Copy every line of the following data that includes the string "занятости".

____________

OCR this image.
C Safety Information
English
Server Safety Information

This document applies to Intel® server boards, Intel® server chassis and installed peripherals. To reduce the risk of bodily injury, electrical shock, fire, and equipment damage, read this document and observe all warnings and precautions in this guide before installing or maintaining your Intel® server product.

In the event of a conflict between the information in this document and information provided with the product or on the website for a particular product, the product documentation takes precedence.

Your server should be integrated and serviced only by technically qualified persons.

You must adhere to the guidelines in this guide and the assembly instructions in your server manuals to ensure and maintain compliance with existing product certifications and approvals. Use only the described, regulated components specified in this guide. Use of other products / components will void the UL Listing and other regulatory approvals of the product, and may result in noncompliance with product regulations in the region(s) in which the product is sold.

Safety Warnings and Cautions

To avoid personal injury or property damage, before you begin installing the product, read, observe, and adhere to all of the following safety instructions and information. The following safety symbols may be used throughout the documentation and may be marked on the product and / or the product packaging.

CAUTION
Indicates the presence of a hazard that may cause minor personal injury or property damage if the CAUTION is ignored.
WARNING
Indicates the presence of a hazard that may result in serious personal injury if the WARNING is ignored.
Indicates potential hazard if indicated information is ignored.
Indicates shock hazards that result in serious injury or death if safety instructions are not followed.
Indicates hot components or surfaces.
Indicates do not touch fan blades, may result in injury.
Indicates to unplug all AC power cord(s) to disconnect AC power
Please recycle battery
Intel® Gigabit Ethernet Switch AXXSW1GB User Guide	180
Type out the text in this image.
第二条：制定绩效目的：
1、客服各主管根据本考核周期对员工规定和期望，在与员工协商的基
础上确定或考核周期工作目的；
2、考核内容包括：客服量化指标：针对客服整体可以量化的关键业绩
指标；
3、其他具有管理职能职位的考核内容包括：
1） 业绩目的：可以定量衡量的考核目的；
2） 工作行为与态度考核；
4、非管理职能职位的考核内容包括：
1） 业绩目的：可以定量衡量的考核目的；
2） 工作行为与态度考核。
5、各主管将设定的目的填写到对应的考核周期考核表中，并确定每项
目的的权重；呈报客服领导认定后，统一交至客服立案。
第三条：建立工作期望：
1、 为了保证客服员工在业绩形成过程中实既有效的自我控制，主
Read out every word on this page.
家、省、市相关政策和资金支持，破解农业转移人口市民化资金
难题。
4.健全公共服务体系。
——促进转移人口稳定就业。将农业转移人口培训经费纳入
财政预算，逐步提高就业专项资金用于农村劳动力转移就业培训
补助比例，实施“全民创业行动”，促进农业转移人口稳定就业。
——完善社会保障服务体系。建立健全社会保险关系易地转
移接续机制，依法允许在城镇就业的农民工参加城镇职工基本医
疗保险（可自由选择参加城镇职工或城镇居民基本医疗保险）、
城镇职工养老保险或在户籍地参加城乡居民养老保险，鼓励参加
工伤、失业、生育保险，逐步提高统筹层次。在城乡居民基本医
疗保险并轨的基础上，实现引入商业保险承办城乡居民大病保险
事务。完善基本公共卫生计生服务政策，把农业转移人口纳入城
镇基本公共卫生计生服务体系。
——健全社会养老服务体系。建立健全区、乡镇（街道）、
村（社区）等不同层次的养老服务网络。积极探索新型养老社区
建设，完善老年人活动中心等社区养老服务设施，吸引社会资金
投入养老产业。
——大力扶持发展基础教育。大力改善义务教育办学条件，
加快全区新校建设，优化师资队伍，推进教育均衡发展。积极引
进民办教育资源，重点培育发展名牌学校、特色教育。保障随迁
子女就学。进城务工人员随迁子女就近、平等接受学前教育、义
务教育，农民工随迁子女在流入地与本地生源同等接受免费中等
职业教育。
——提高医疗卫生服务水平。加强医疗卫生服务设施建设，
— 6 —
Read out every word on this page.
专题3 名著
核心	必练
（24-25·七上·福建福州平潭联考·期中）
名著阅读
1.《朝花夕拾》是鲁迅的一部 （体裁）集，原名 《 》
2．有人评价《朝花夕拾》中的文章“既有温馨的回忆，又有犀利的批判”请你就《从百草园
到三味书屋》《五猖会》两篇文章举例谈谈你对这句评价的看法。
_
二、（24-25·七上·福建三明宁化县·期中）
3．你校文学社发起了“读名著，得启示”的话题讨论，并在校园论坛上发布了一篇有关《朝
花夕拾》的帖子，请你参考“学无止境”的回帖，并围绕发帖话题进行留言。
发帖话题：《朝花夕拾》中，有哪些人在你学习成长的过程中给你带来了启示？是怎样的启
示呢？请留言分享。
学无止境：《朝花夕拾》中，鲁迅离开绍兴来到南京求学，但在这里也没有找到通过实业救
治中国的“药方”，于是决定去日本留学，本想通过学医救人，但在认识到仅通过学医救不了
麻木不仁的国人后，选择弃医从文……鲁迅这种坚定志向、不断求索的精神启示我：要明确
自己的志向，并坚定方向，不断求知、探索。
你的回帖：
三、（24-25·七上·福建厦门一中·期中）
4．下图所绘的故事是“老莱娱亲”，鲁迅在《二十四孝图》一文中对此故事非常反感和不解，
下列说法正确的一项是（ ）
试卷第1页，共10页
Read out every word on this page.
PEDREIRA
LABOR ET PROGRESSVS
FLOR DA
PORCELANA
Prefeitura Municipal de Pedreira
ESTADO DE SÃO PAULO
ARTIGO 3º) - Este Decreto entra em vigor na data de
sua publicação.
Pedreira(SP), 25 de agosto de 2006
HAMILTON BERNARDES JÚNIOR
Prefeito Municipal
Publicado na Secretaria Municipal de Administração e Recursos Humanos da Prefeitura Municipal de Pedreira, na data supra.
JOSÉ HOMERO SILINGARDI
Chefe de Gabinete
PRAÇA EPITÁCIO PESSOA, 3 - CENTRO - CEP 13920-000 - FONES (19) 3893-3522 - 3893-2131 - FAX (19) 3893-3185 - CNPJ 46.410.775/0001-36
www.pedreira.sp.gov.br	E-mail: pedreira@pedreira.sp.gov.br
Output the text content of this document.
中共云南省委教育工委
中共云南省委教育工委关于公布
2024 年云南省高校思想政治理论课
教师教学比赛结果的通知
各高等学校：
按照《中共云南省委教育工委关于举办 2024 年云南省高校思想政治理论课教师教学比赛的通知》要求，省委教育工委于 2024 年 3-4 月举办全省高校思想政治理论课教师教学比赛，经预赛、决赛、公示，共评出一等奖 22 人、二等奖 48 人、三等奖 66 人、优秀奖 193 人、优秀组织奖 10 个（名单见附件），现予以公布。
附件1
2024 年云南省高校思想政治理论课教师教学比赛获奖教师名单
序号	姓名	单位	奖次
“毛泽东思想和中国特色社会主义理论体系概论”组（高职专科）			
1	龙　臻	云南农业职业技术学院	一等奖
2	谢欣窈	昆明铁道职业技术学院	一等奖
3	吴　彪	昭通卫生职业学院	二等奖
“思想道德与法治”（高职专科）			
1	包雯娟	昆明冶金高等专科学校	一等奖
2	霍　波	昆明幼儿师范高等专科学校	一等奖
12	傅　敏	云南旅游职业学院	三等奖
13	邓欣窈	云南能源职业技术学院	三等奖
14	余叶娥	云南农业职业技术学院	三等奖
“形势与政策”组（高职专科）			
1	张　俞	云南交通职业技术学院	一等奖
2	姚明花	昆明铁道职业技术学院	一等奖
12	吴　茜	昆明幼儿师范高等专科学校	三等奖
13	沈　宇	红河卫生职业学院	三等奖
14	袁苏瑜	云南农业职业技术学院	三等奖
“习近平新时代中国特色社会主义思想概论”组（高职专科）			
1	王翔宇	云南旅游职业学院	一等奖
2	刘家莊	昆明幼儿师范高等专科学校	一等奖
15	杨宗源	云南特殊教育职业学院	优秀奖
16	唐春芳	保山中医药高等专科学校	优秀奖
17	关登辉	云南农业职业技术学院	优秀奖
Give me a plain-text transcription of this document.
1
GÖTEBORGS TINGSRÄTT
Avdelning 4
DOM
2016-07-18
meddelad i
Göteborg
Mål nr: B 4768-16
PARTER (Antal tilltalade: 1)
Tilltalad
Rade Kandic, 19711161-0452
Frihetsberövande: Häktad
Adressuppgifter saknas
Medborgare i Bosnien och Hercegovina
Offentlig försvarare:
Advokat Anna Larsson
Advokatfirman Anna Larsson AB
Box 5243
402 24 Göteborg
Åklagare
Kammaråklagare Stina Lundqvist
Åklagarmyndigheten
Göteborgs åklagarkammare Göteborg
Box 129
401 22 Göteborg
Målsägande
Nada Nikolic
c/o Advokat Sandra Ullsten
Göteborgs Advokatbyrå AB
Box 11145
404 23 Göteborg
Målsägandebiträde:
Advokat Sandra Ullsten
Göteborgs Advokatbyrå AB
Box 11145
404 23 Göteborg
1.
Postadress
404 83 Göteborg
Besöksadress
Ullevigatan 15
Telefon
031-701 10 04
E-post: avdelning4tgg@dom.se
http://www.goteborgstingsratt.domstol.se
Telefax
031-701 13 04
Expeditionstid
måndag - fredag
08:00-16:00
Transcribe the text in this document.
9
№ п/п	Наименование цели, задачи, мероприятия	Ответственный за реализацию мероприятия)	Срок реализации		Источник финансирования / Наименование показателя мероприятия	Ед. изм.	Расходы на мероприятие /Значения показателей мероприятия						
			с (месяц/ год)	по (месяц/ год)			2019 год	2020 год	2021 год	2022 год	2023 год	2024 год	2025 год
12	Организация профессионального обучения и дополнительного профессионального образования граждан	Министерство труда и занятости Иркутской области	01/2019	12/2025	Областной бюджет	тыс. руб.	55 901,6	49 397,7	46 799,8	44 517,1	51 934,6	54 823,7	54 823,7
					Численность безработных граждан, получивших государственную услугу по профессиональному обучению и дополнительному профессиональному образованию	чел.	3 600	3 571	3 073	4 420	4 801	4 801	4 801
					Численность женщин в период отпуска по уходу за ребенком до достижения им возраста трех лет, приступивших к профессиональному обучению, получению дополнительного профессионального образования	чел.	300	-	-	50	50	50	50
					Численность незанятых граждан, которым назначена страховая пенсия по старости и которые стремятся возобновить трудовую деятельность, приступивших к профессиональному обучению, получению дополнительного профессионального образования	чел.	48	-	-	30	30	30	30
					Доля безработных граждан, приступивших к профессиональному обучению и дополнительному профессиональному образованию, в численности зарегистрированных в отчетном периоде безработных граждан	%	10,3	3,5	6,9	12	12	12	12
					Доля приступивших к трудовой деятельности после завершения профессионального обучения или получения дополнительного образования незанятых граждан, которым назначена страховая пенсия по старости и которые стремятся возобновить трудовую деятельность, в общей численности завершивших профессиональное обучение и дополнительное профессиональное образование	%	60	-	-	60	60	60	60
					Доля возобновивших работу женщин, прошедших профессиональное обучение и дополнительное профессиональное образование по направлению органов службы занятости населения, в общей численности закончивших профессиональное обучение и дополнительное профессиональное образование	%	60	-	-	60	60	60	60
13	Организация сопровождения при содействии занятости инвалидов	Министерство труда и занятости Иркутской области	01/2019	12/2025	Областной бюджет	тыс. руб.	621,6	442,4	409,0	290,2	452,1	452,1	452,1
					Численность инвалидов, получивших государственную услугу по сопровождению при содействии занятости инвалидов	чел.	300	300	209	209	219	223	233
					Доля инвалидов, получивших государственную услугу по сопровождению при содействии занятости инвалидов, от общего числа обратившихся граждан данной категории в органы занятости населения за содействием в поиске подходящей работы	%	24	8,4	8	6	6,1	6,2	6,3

____________

### Exercise response
12	Организация профессионального обучения и дополнительного профессионального образования граждан	Министерство труда и занятости Иркутской области	01/2019	12/2025	Областной бюджет	тыс. руб.	55 901,6	49 397,7	46 799,8	44 517,1	51 934,6	54 823,7	54 823,7
					Доля возобновивших работу женщин, прошедших профессиональное обучение и дополнительное профессиональное образование по направлению органов службы занятости населения, в общей численности закончивших профессиональное обучение и дополнительное профессиональное образование	%	60	-	-	60	60	60	60
13	Организация сопровождения при содействии занятости инвалидов	Министерство труда и занятости Иркутской области	01/2019	12/2025	Областной бюджет	тыс. руб.	621,6	442,4	409,0	290,2	452,1	452,1	452,1
					Численность инвалидов, получивших государственную услугу по сопровождению при содействии занятости инвалидов	чел.	300	300	209	209	219	223	233
					Доля инвалидов, получивших государственную услугу по сопровождению при содействии занятости инвалидов, от общего числа обратившихся граждан данной категории в органы занятости населения за содействием в поиске подходящей работы	%	24	8,4	8	6	6,1	6,2	6,3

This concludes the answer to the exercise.